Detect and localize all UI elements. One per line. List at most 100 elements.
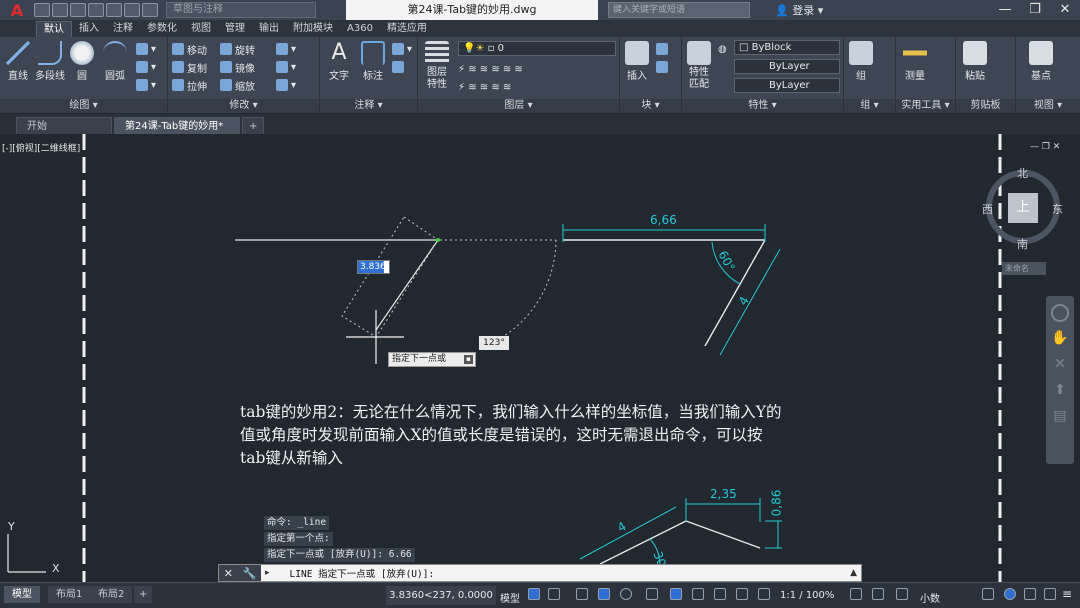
save-as-icon[interactable] — [88, 3, 104, 17]
paste-tool[interactable]: 粘贴 — [960, 39, 990, 82]
leader-icon[interactable]: ▾ — [392, 41, 412, 57]
tab-layout1[interactable]: 布局1 — [48, 586, 91, 603]
utilities-panel-title[interactable]: 实用工具 ▾ — [896, 99, 955, 113]
clipboard-panel-title[interactable]: 剪贴板 — [956, 99, 1015, 113]
modify-panel-title[interactable]: 修改 ▾ — [168, 99, 319, 113]
tab-parametric[interactable]: 参数化 — [140, 21, 184, 37]
prompt-dropdown-icon[interactable]: ▪ — [464, 355, 473, 364]
view-panel-title[interactable]: 视图 ▾ — [1016, 99, 1080, 113]
tab-addins[interactable]: 附加模块 — [286, 21, 340, 37]
ortho-icon[interactable] — [576, 588, 588, 600]
annotation-monitor-icon[interactable] — [872, 588, 884, 600]
close-cmdline-icon[interactable]: ✕ — [224, 567, 233, 580]
edit-block-icon[interactable] — [656, 59, 671, 75]
viewcube-north[interactable]: 北 — [1017, 165, 1028, 181]
isolate-objects-icon[interactable] — [1004, 588, 1016, 600]
insert-tool[interactable]: 插入 — [622, 39, 652, 82]
color-wheel-icon[interactable]: ◍ — [718, 41, 727, 57]
coordinate-readout[interactable]: 3.8360<237, 0.0000 — [386, 586, 496, 605]
snap-icon[interactable] — [548, 588, 560, 600]
command-input[interactable]: LINE 指定下一点或 [放弃(U)]: — [270, 566, 435, 580]
polar-icon[interactable] — [598, 588, 610, 600]
autocad-logo-icon[interactable]: A — [0, 0, 34, 20]
dimension-tool[interactable]: 标注 — [358, 39, 388, 82]
navigation-bar[interactable]: ✋ ✕ ⬆ ▤ — [1046, 296, 1074, 464]
trim-icon[interactable]: ▾ — [276, 41, 296, 57]
rotate-tool[interactable]: 旋转 — [220, 41, 255, 57]
draw-more-icon[interactable]: ▾ — [136, 77, 156, 93]
copy-tool[interactable]: 复制 — [172, 59, 207, 75]
group-panel-title[interactable]: 组 ▾ — [844, 99, 895, 113]
tab-a360[interactable]: A360 — [340, 21, 380, 37]
color-dropdown[interactable]: □ ByBlock — [734, 40, 840, 55]
dynamic-input-field[interactable]: 3.836 — [357, 260, 390, 274]
group-tool[interactable]: 组 — [846, 39, 876, 82]
selection-cycling-icon[interactable] — [736, 588, 748, 600]
linetype-dropdown[interactable]: ByLayer — [734, 59, 840, 74]
viewcube-east[interactable]: 东 — [1052, 201, 1063, 217]
search-input[interactable]: 键入关键字或短语 — [608, 2, 750, 18]
workspace-dropdown[interactable]: 草图与注释 — [166, 2, 316, 18]
maximize-button[interactable]: ❐ — [1020, 0, 1050, 20]
undo-icon[interactable] — [124, 3, 140, 17]
tab-start[interactable]: 开始 — [16, 117, 112, 134]
dynamic-prompt[interactable]: 指定下一点或 ▪ — [388, 352, 476, 367]
rectangle-icon[interactable]: ▾ — [136, 41, 156, 57]
steering-wheel-icon[interactable] — [1051, 304, 1069, 322]
clean-screen-icon[interactable] — [1044, 588, 1056, 600]
login-button[interactable]: 👤 登录 ▾ — [775, 2, 823, 18]
units-icon[interactable] — [896, 588, 908, 600]
tab-manage[interactable]: 管理 — [218, 21, 252, 37]
circle-tool[interactable]: 圆 — [67, 39, 97, 82]
grid-icon[interactable] — [528, 588, 540, 600]
annotation-panel-title[interactable]: 注释 ▾ — [320, 99, 417, 113]
tab-featured-apps[interactable]: 精选应用 — [380, 21, 434, 37]
units-dropdown[interactable]: 小数 — [920, 590, 940, 605]
object-track-icon[interactable] — [646, 588, 658, 600]
scale-tool[interactable]: 缩放 — [220, 77, 255, 93]
isodraft-icon[interactable] — [620, 588, 632, 600]
hatch-icon[interactable]: ▾ — [136, 59, 156, 75]
tab-insert[interactable]: 插入 — [72, 21, 106, 37]
text-tool[interactable]: A 文字 — [324, 39, 354, 83]
tab-model[interactable]: 模型 — [4, 586, 40, 603]
drawing-canvas[interactable]: [-][俯视][二维线框] 3.836 123° 指定下一点或 ▪ 6,66 6… — [0, 134, 1080, 582]
layer-tools-row1[interactable]: ⚡ ≋ ≋ ≋ ≋ ≋ — [458, 61, 523, 77]
fillet-icon[interactable]: ▾ — [276, 59, 296, 75]
layer-properties-tool[interactable]: 图层特性 — [422, 39, 452, 91]
lineweight-dropdown[interactable]: ByLayer — [734, 78, 840, 93]
create-block-icon[interactable] — [656, 41, 671, 57]
layer-tools-row2[interactable]: ⚡ ≋ ≋ ≋ ≋ — [458, 79, 511, 95]
annotation-scale[interactable]: 1:1 / 100% — [780, 590, 834, 601]
match-properties-tool[interactable]: 特性匹配 — [684, 39, 714, 91]
model-space-toggle[interactable]: 模型 — [500, 590, 520, 605]
array-icon[interactable]: ▾ — [276, 77, 296, 93]
tab-annotate[interactable]: 注释 — [106, 21, 140, 37]
viewcube-face[interactable]: 上 — [1008, 193, 1038, 223]
orbit-icon[interactable]: ⬆ — [1051, 382, 1069, 400]
pan-icon[interactable]: ✋ — [1051, 330, 1069, 348]
measure-tool[interactable]: 测量 — [900, 39, 930, 82]
osnap-icon[interactable] — [670, 588, 682, 600]
layers-panel-title[interactable]: 图层 ▾ — [418, 99, 619, 113]
customize-menu-icon[interactable]: ≡ — [1062, 587, 1072, 601]
mirror-tool[interactable]: 镜像 — [220, 59, 255, 75]
viewport-controls[interactable]: — ❐ ✕ — [1030, 142, 1060, 152]
new-tab-button[interactable]: + — [242, 117, 265, 134]
redo-icon[interactable] — [142, 3, 158, 17]
viewcube-south[interactable]: 南 — [1017, 236, 1028, 252]
command-history-toggle-icon[interactable]: ▲ — [850, 568, 857, 578]
properties-panel-title[interactable]: 特性 ▾ — [682, 99, 843, 113]
wcs-dropdown[interactable]: 未命名 — [1002, 262, 1046, 275]
print-icon[interactable] — [106, 3, 122, 17]
lineweight-icon[interactable] — [692, 588, 704, 600]
save-icon[interactable] — [70, 3, 86, 17]
base-point-tool[interactable]: 基点 — [1026, 39, 1056, 82]
line-tool[interactable]: 直线 — [3, 39, 33, 82]
annotation-visibility-icon[interactable] — [758, 588, 770, 600]
arc-tool[interactable]: 圆弧 — [100, 39, 130, 82]
block-panel-title[interactable]: 块 ▾ — [620, 99, 681, 113]
command-line[interactable]: ✕ 🔧 ▸ LINE 指定下一点或 [放弃(U)]: ▲ — [218, 564, 862, 582]
tab-output[interactable]: 输出 — [252, 21, 286, 37]
hardware-acceleration-icon[interactable] — [1024, 588, 1036, 600]
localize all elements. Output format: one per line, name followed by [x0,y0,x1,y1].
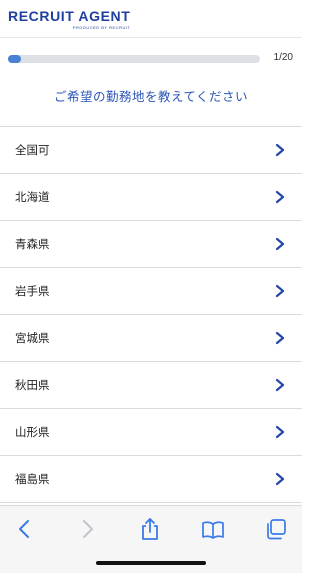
question-text: ご希望の勤務地を教えてください [53,89,248,104]
progress-counter: 1/20 [273,52,293,63]
home-indicator [96,561,206,565]
option-label: 岩手県 [15,284,50,298]
tabs-icon[interactable] [263,516,289,542]
survey-page: RECRUIT AGENT PRODUCED BY RECRUIT 1/20 ご… [0,0,302,573]
option-label: 福島県 [15,472,50,486]
chevron-right-icon [275,331,285,345]
share-icon[interactable] [137,516,163,542]
chevron-right-icon [275,284,285,298]
option-row[interactable]: 山形県 [0,409,302,456]
option-row[interactable]: 全国可 [0,127,302,174]
chevron-right-icon [275,190,285,204]
option-row[interactable]: 青森県 [0,221,302,268]
option-label: 宮城県 [15,331,50,345]
chevron-right-icon [275,472,285,486]
chevron-right-icon [275,237,285,251]
logo-subtext: PRODUCED BY RECRUIT [72,25,131,30]
option-label: 北海道 [15,190,50,204]
option-list: 全国可 北海道 青森県 岩手県 宮城県 秋田県 山形県 福島県 [0,126,302,503]
header: RECRUIT AGENT PRODUCED BY RECRUIT [0,0,302,38]
option-row[interactable]: 岩手県 [0,268,302,315]
option-label: 秋田県 [15,378,50,392]
option-label: 青森県 [15,237,50,251]
option-label: 山形県 [15,425,50,439]
chevron-right-icon [275,425,285,439]
chevron-right-icon [275,143,285,157]
option-label: 全国可 [15,143,50,157]
option-row[interactable]: 福島県 [0,456,302,503]
logo-text: RECRUIT AGENT [8,8,131,24]
forward-icon[interactable] [74,516,100,542]
option-row[interactable]: 北海道 [0,174,302,221]
chevron-right-icon [275,378,285,392]
back-icon[interactable] [12,516,38,542]
progress-bar [8,55,260,63]
bookmarks-icon[interactable] [200,516,226,542]
option-row[interactable]: 秋田県 [0,362,302,409]
progress-fill [8,55,21,63]
recruit-agent-logo[interactable]: RECRUIT AGENT PRODUCED BY RECRUIT [8,9,130,30]
option-row[interactable]: 宮城県 [0,315,302,362]
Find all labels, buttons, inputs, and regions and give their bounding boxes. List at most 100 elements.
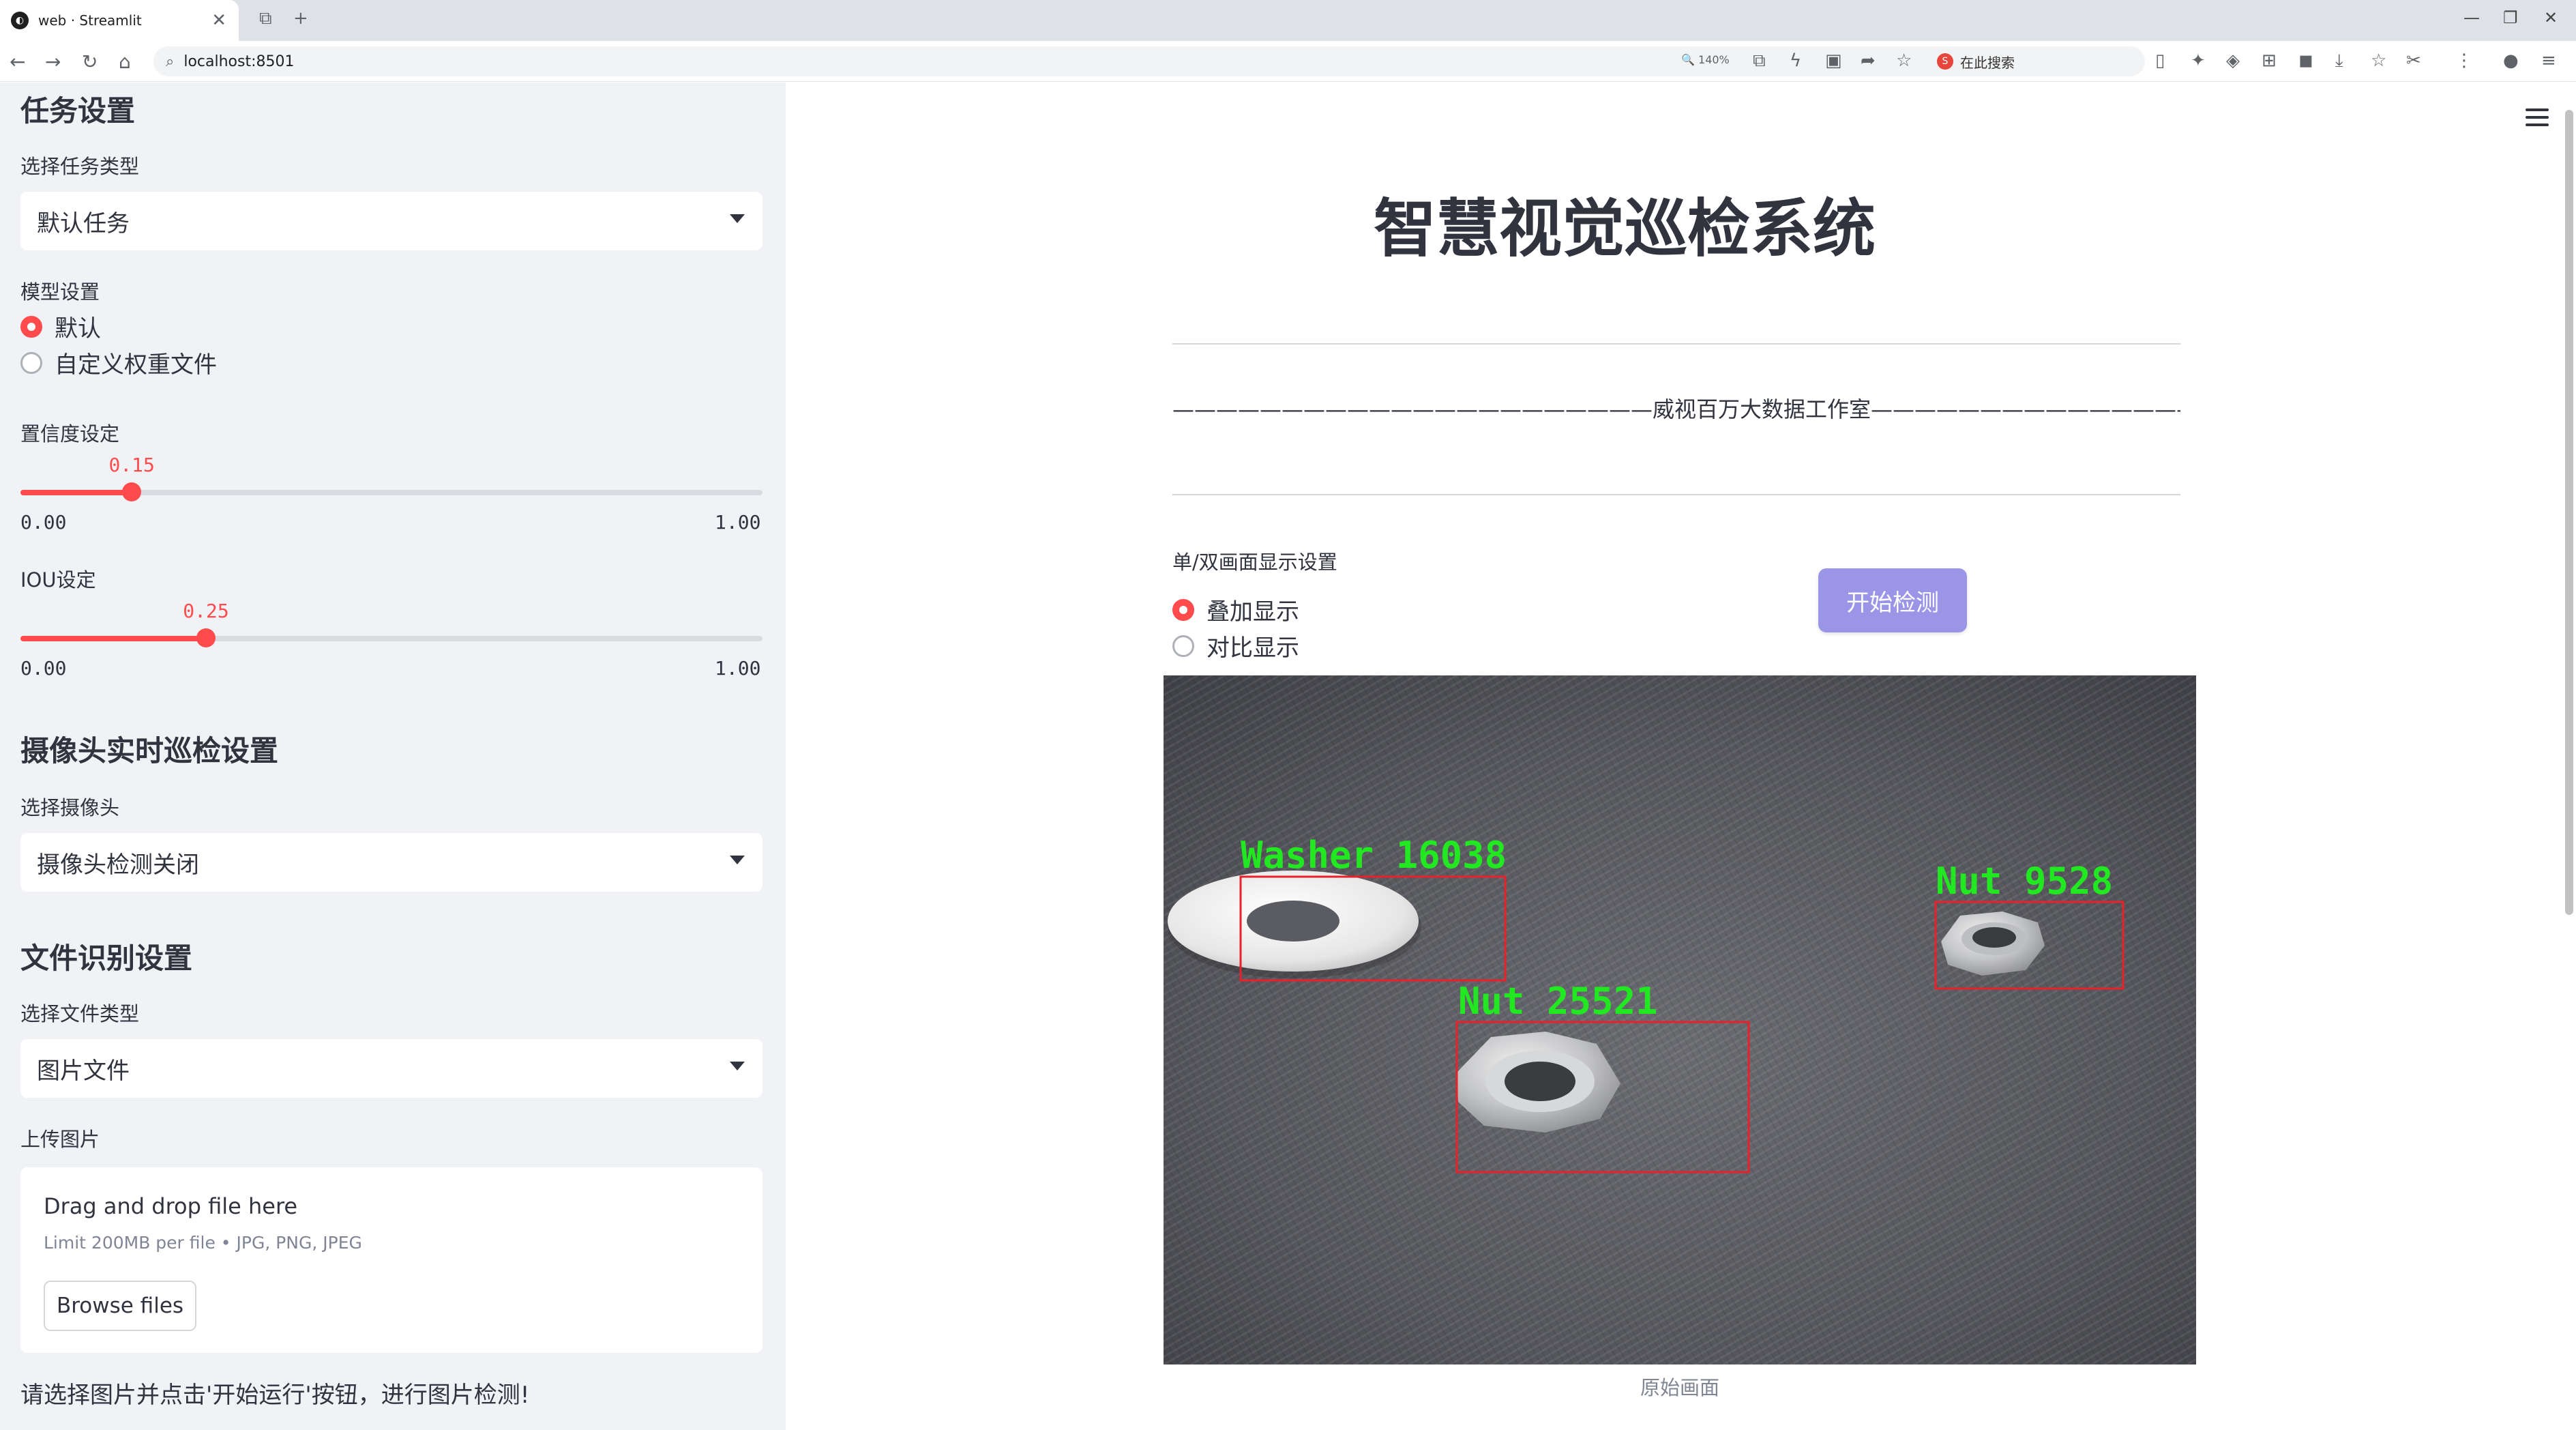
task-type-select[interactable]: 默认任务 [20,192,763,250]
zoom-level[interactable]: 🔍 140% [1681,53,1730,66]
task-section-heading: 任务设置 [20,94,136,128]
model-option-label: 默认 [55,315,101,342]
browser-toolbar: ← → ↻ ⌂ ⌕ localhost:8501 🔍 140% ⧉ ϟ ▣ ➦ … [0,41,2576,82]
forward-icon[interactable]: → [45,50,61,73]
file-type-label: 选择文件类型 [20,1002,140,1025]
browser-tab[interactable]: ◐ web · Streamlit ✕ [0,0,239,41]
tab-title: web · Streamlit [38,12,142,29]
divider-bottom [1172,494,2180,495]
lightning-icon[interactable]: ϟ [1790,50,1801,71]
share-icon[interactable]: ➦ [1861,50,1876,71]
radio-selected-icon[interactable] [20,315,42,338]
search-placeholder: 在此搜索 [1960,54,2015,71]
reload-icon[interactable]: ↻ [82,50,98,73]
conf-slider-fill [20,490,132,495]
iou-slider-thumb[interactable] [196,628,216,647]
detection-result-image: Washer 16038 Nut 9528 Nut 25521 [1164,675,2196,1365]
file-dropzone[interactable]: Drag and drop file here Limit 200MB per … [20,1167,763,1353]
detection-label-washer: Washer 16038 [1241,834,1507,877]
dropzone-limit: Limit 200MB per file • JPG, PNG, JPEG [44,1233,362,1253]
upload-hint: 请选择图片并点击'开始运行'按钮，进行图片检测! [20,1382,530,1409]
search-icon: ⌕ [166,53,175,70]
restore-icon[interactable]: ❐ [2503,8,2518,27]
camera-select[interactable]: 摄像头检测关闭 [20,833,763,892]
favorites-icon[interactable]: ☆ [2371,50,2386,71]
hamburger-menu-icon[interactable] [2526,108,2549,131]
main-content: 智慧视觉巡检系统 ——————————————————————威视百万大数据工作… [786,83,2576,1430]
streamlit-logo-icon: ◐ [11,12,29,29]
file-type-value: 图片文件 [37,1057,130,1085]
conf-min: 0.00 [20,511,67,534]
chevron-down-icon [730,214,745,223]
file-type-select[interactable]: 图片文件 [20,1039,763,1098]
extension-dark-icon[interactable]: ◼ [2298,50,2313,71]
iou-slider-fill [20,636,206,641]
chevron-down-icon [730,1062,745,1070]
conf-slider[interactable] [20,482,763,501]
iou-slider[interactable] [20,628,763,647]
bookmark-star-icon[interactable]: ☆ [1896,50,1912,71]
detection-label-nut-large: Nut 25521 [1458,980,1658,1023]
display-option-label: 对比显示 [1206,634,1299,662]
iou-label: IOU设定 [20,568,96,592]
radio-unselected-icon[interactable] [1172,634,1194,657]
scrollbar[interactable] [2565,110,2573,915]
home-icon[interactable]: ⌂ [119,50,131,73]
image-caption: 原始画面 [1640,1376,1719,1399]
phone-icon[interactable]: ▯ [2155,50,2165,71]
iou-max: 1.00 [715,657,761,680]
menu-dots-icon[interactable]: ⋮ [2455,50,2473,71]
translate-icon[interactable]: ⧉ [1753,50,1766,72]
conf-slider-thumb[interactable] [122,482,142,501]
detection-label-nut-small: Nut 9528 [1936,860,2113,903]
camera-value: 摄像头检测关闭 [37,851,199,879]
search-engine-box[interactable]: S 在此搜索 [1937,48,2142,75]
back-icon[interactable]: ← [10,50,25,73]
upload-label: 上传图片 [20,1128,100,1151]
sidebar: 任务设置 选择任务类型 默认任务 模型设置 默认 自定义权重文件 置信度设定 0… [0,83,786,1430]
model-option-custom[interactable]: 自定义权重文件 [20,346,217,379]
tab-group-icon[interactable]: ⧉ [259,8,272,29]
browser-tab-bar: ◐ web · Streamlit ✕ ⧉ + — ❐ ✕ [0,0,2576,41]
model-label: 模型设置 [20,280,100,304]
camera-section-heading: 摄像头实时巡检设置 [20,734,279,768]
iou-slider-value: 0.25 [183,600,229,622]
display-option-compare[interactable]: 对比显示 [1172,629,1299,662]
profile-avatar-icon[interactable]: ● [2503,50,2519,71]
extension-color-icon[interactable]: ✦ [2191,50,2206,71]
model-option-label: 自定义权重文件 [55,351,217,379]
model-option-default[interactable]: 默认 [20,310,101,343]
minimize-icon[interactable]: — [2463,8,2480,27]
start-detection-button[interactable]: 开始检测 [1818,568,1967,632]
url-text: localhost:8501 [183,53,295,70]
browser-menu-icon[interactable]: ≡ [2541,50,2556,71]
conf-label: 置信度设定 [20,422,120,446]
studio-subtitle: ——————————————————————威视百万大数据工作室————————… [1172,396,2180,422]
chevron-down-icon [730,856,745,864]
display-mode-label: 单/双画面显示设置 [1172,551,1337,574]
extension-grid-icon[interactable]: ⊞ [2262,50,2277,71]
divider-top [1172,343,2180,345]
screenshot-icon[interactable]: ✂ [2406,50,2421,71]
new-tab-icon[interactable]: + [293,8,308,29]
search-engine-logo-icon: S [1937,53,1953,70]
extension-blue-icon[interactable]: ◈ [2226,50,2240,71]
conf-max: 1.00 [715,511,761,534]
task-type-value: 默认任务 [37,209,130,237]
conf-slider-value: 0.15 [108,454,155,476]
download-icon[interactable]: ⤓ [2335,50,2343,72]
washer-object [1168,871,1421,978]
browse-files-button[interactable]: Browse files [44,1281,196,1331]
file-section-heading: 文件识别设置 [20,942,193,975]
close-window-icon[interactable]: ✕ [2544,8,2558,27]
task-type-label: 选择任务类型 [20,155,140,178]
page-title: 智慧视觉巡检系统 [1373,192,1876,265]
display-option-overlay[interactable]: 叠加显示 [1172,593,1299,626]
address-bar[interactable]: ⌕ localhost:8501 [153,46,2145,76]
radio-selected-icon[interactable] [1172,598,1194,621]
tab-close-icon[interactable]: ✕ [211,10,226,31]
dropzone-title: Drag and drop file here [44,1193,298,1219]
camera-label: 选择摄像头 [20,796,120,819]
radio-unselected-icon[interactable] [20,351,42,374]
extension-icon[interactable]: ▣ [1825,50,1842,71]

[Task to complete]
Please rewrite everything in the items above, from the line containing "task-type-select[interactable]: 默认任务 [20,192,763,250]" down to the line containing "detection-label-washer: Washer 16038", both included, as a numbered list without blank lines.

[Exercise result]
1. task-type-select[interactable]: 默认任务 [20,192,763,250]
2. zoom-level[interactable]: 🔍 140% [1681,53,1730,66]
3. task-section-heading: 任务设置 [20,94,136,128]
4. model-option-label: 默认 [55,315,101,342]
5. browser-toolbar: ← → ↻ ⌂ ⌕ localhost:8501 🔍 140% ⧉ ϟ ▣ ➦ … [0,41,2576,82]
6. forward-icon[interactable]: → [45,50,61,73]
7. file-type-label: 选择文件类型 [20,1002,140,1025]
8. browser-tab[interactable]: ◐ web · Streamlit ✕ [0,0,239,41]
9. tab-title: web · Streamlit [38,12,142,29]
10. divider-bottom [1172,494,2180,495]
11. lightning-icon[interactable]: ϟ [1790,50,1801,71]
12. share-icon[interactable]: ➦ [1861,50,1876,71]
13. radio-selected-icon[interactable] [20,315,42,338]
14. search-placeholder: 在此搜索 [1960,54,2015,71]
15. reload-icon[interactable]: ↻ [82,50,98,73]
16. conf-slider-fill [20,490,132,495]
17. iou-slider-thumb[interactable] [196,628,216,647]
18. detection-result-image: Washer 16038 Nut 9528 Nut 25521 [1164,675,2196,1365]
19. file-dropzone[interactable]: Drag and drop file here Limit 200MB per … [20,1167,763,1353]
20. detection-label-washer: Washer 16038 [1241,834,1507,877]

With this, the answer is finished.